*CONSIGNE*. Recopiez mot pour mot le passage choisi sur le rejet du budget, en commençant aux mots « Eva Sas, députée » et en vous arrêtant après « et fiscale accrue. ».

*PASSAGE CHOISI*.
::::::
Un rejet historique et ses implications
Par 362 voix contre 192, les députés ont dit « non » à la première partie du budget. Ce vote négatif entraîne immédiatement le rejet de l’ensemble du projet de loi de finances, qui est transmis au Sénat dans sa version initiale. Cet envoi direct, sans débat sur la partie « dépenses » à l’Assemblée nationale, illustre une paralysie législative marquée. C’est la troisième année consécutive que les dépenses ne sont pas examinées par les députés, une situation qui fragilise encore davantage le processus budgétaire.
Le ministre chargé du Budget et des Comptes publics, Laurent Saint-Martin, a exprimé sa « désolation » face à ce rejet, tout en signalant que certaines mesures issues des débats parlementaires pourraient être réintégrées par amendement lors de l’examen au Sénat. Cette stratégie vise à apaiser les tensions et à rétablir un minimum de contrôle sur le budget.
Un texte profondément remanié
Au fil des débats, la partie « recettes » du PLF a été fortement amendée, notamment sous l’impulsion du Nouveau Front Populaire (NFP), une coalition de gauche unie autour de principes de justice fiscale et de transition écologique. Ces modifications incluent l’ajout de 34 milliards d’euros de recettes supplémentaires, principalement ciblées sur les grandes entreprises et les patrimoines aisés. Pour les membres du NFP, ce remaniement constitue une victoire. Aurélien Le Coq, député de La France Insoumise, a affirmé que ce budget est désormais celui du NFP, allant jusqu’à déclarer la « Macronie » politiquement « morte ».
Eva Sas, députée écologiste, a vanté un budget qui « augmente les recettes publiques » tout en œuvrant pour une redistribution équitable. Philippe Brun, représentant les Socialistes, a salué une meilleure répartition de l’effort fiscal, tandis que Nicolas Sansu, du groupe Gauche démocrate et républicaine, a insisté sur le caractère inédit d’un texte orienté vers une justice sociale et fiscale accrue.
Les critiques acerbes du gouvernement et de la droite
Face à ces modifications, les soutiens du gouvernement ont dénoncé une « dénaturation » complète du projet initial. David Amiel, d’Ensemble pour la République, a parlé d’un « barbouillis budgétaire » dépourvu de cohérence. Jean-Paul Matteï, des Démocrates, a fustigé un texte « décorrélé de la réalité », tandis que Véronique Louwagie, de la Droite républicaine, a regretté que le budget soit devenu « totalement irresponsable » sur le plan financier.
::::::
*DONNÉES EXTRAITES*.
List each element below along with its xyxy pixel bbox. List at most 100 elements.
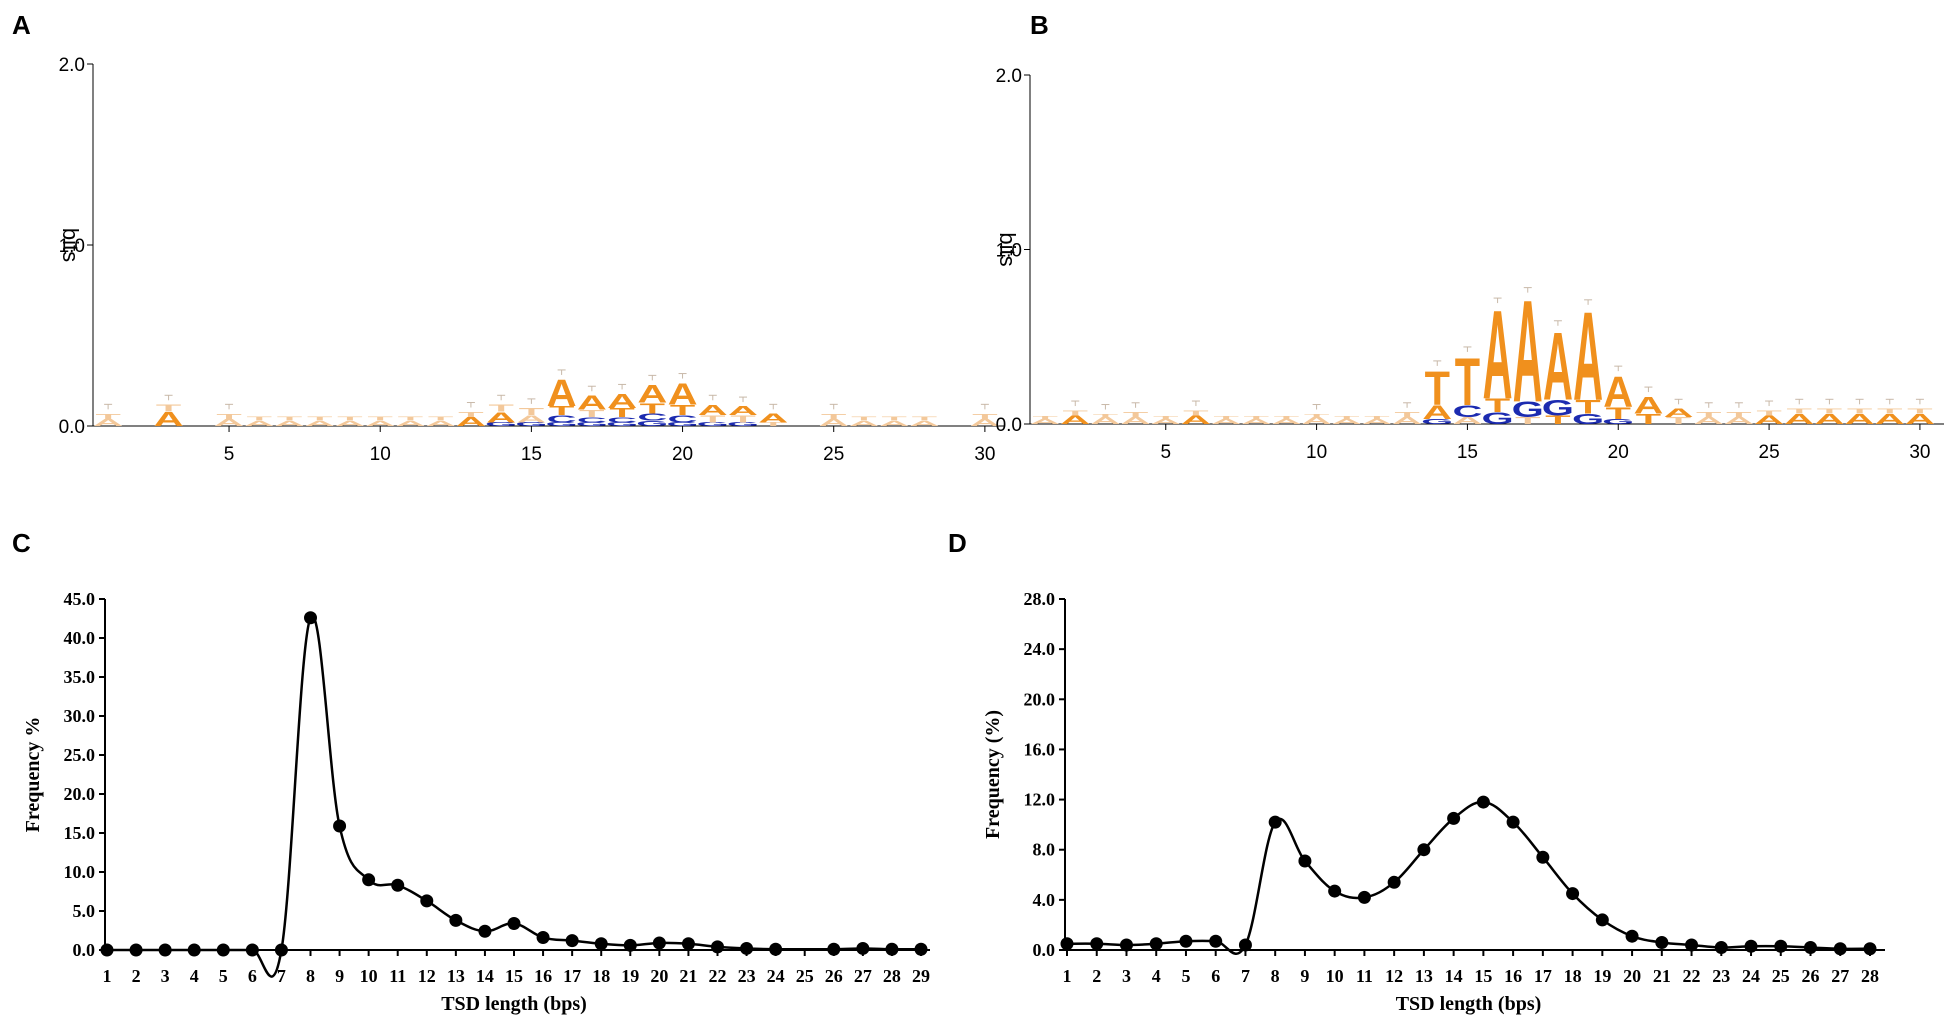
logo-letter-a-pos-22: A	[728, 404, 758, 418]
y-tick-label: 16.0	[1024, 739, 1056, 759]
logo-letter-a-pos-17: A	[577, 391, 607, 414]
x-tick-label: 11	[1356, 966, 1373, 986]
data-point-6	[245, 943, 259, 957]
logo-letter-t-pos-9: T	[1274, 414, 1299, 419]
logo-letter-g-pos-16: G	[545, 422, 577, 428]
logo-letter-t-pos-16: T	[1485, 394, 1511, 416]
logo-letter-a-pos-28: A	[909, 419, 939, 427]
x-tick-label: 9	[335, 966, 344, 986]
logo-letter-c-pos-17: C	[577, 416, 607, 424]
logo-letter-a-pos-1: A	[1030, 418, 1060, 426]
data-point-24	[1744, 939, 1758, 953]
x-tick-label: 4	[190, 966, 199, 986]
data-point-15	[1476, 795, 1490, 809]
logo-letter-t-pos-30: T	[1907, 407, 1932, 415]
logo-letter-t-pos-17: T	[579, 408, 605, 419]
logo-letter-a-pos-7: A	[275, 419, 305, 427]
data-point-11	[1357, 890, 1371, 904]
x-tick-label: 12	[418, 966, 436, 986]
y-tick-label: 40.0	[64, 628, 96, 648]
panel-d-line-chart: 0.04.08.012.016.020.024.028.01 2 3 4 5 6 7 8 9 10…	[982, 589, 1885, 1015]
logo-letter-a-pos-27: A	[879, 419, 909, 427]
x-tick-label: 10	[370, 444, 391, 465]
logo-letter-g-pos-20: G	[666, 422, 698, 428]
logo-letter-t-pos-23: T	[1696, 411, 1721, 419]
logo-letter-c-pos-19: C	[637, 412, 667, 423]
logo-letter-t-pos-3: T	[156, 403, 182, 414]
y-axis-label: Frequency (%)	[982, 710, 1004, 839]
y-tick-label: 2.0	[996, 66, 1022, 87]
x-tick-label: 17	[1534, 966, 1552, 986]
x-tick-label: 19	[1593, 966, 1611, 986]
x-tick-label: 18	[592, 966, 610, 986]
logo-letter-a-pos-8: A	[1241, 418, 1271, 426]
x-tick-label: 25	[823, 444, 844, 465]
data-point-14	[478, 924, 492, 938]
data-point-1	[100, 943, 114, 957]
logo-letter-a-pos-16: A	[547, 373, 577, 415]
y-axis-label: bits	[58, 228, 83, 262]
logo-letter-t-pos-30: T	[972, 412, 997, 420]
logo-letter-t-pos-27: T	[1817, 407, 1842, 415]
logo-letter-g-pos-18: G	[606, 422, 638, 428]
data-point-4	[1149, 937, 1163, 951]
x-tick-label: 6	[248, 966, 257, 986]
x-tick-label: 24	[1742, 966, 1760, 986]
logo-letter-t-pos-6: T	[1183, 409, 1208, 417]
logo-letter-a-pos-9: A	[335, 419, 365, 427]
logo-letter-t-pos-11: T	[398, 416, 423, 422]
x-tick-label: 18	[1564, 966, 1582, 986]
data-point-19	[623, 938, 637, 952]
logo-letter-a-pos-22: A	[1664, 406, 1694, 420]
data-point-7	[274, 943, 288, 957]
logo-letter-t-pos-18: T	[609, 406, 635, 420]
logo-letter-g-pos-22: G	[727, 422, 759, 428]
x-tick-label: 21	[1653, 966, 1671, 986]
logo-letter-a-pos-23: A	[758, 411, 788, 425]
data-point-10	[362, 873, 376, 887]
x-tick-label: 7	[1241, 966, 1250, 986]
data-point-4	[187, 943, 201, 957]
x-tick-label: 21	[679, 966, 697, 986]
logo-letter-a-pos-3: A	[154, 408, 184, 431]
logo-letter-g-pos-21: G	[697, 422, 729, 428]
x-tick-label: 22	[709, 966, 727, 986]
logo-letter-t-pos-10: T	[1304, 413, 1329, 418]
data-point-27	[1833, 942, 1847, 956]
data-point-1	[1060, 937, 1074, 951]
logo-letter-t-pos-3: T	[1093, 413, 1118, 418]
logo-letter-t-pos-19: T	[1575, 396, 1601, 418]
logo-letter-t-pos-7: T	[1213, 414, 1238, 419]
x-tick-label: 20	[1623, 966, 1641, 986]
logo-letter-a-pos-28: A	[1845, 411, 1875, 427]
y-tick-label: 0.0	[1033, 940, 1056, 960]
data-point-5	[216, 943, 230, 957]
x-tick-label: 28	[1861, 966, 1879, 986]
logo-letter-t-pos-20: T	[1606, 403, 1631, 422]
y-axis-label: bits	[995, 232, 1020, 266]
data-point-20	[652, 936, 666, 950]
logo-letter-g-pos-15: G	[515, 422, 547, 428]
data-point-18	[1566, 887, 1580, 901]
x-tick-label: 24	[767, 966, 785, 986]
logo-letter-a-pos-16: A	[1483, 284, 1513, 425]
logo-letter-t-pos-6: T	[247, 416, 272, 422]
data-point-14	[1447, 811, 1461, 825]
logo-letter-t-pos-4: T	[1123, 411, 1148, 419]
data-point-23	[1714, 940, 1728, 954]
y-tick-label: 24.0	[1024, 639, 1056, 659]
x-tick-label: 30	[974, 444, 995, 465]
data-point-20	[1625, 929, 1639, 943]
logo-letter-t-pos-1: T	[95, 412, 120, 420]
y-axis-label: Frequency %	[22, 717, 44, 833]
logo-letter-t-pos-21: T	[700, 414, 726, 425]
data-point-13	[449, 913, 463, 927]
logo-letter-a-pos-23: A	[1694, 416, 1724, 427]
y-tick-label: 1.0	[59, 236, 85, 257]
y-tick-label: 30.0	[64, 706, 96, 726]
x-tick-label: 5	[224, 444, 235, 465]
x-tick-label: 5	[1160, 442, 1171, 463]
data-point-11	[391, 878, 405, 892]
logo-letter-a-pos-3: A	[1090, 416, 1120, 427]
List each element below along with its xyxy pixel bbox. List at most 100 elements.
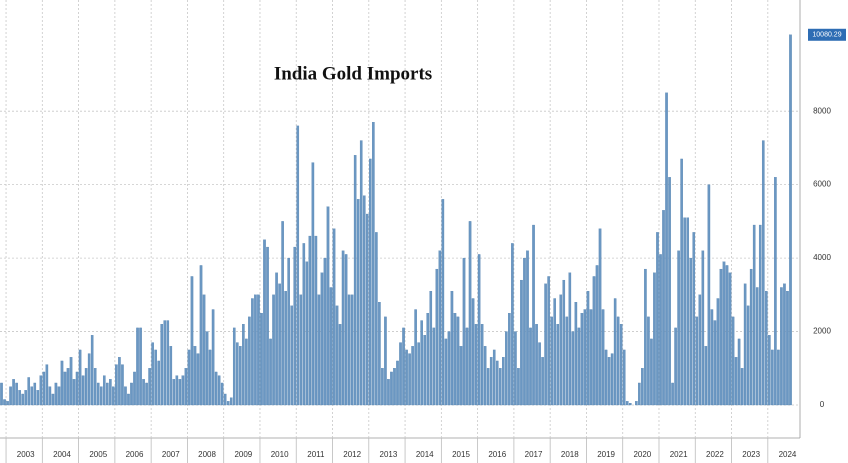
::::::
*CORRIGÉ*.
Eva Sas, députée écologiste, a vanté un budget qui « augmente les recettes publiques » tout en œuvrant pour une redistribution équitable. Philippe Brun, représentant les Socialistes, a salué une meilleure répartition de l’effort fiscal, tandis que Nicolas Sansu, du groupe Gauche démocrate et républicaine, a insisté sur le caractère inédit d’un texte orienté vers une justice sociale et fiscale accrue.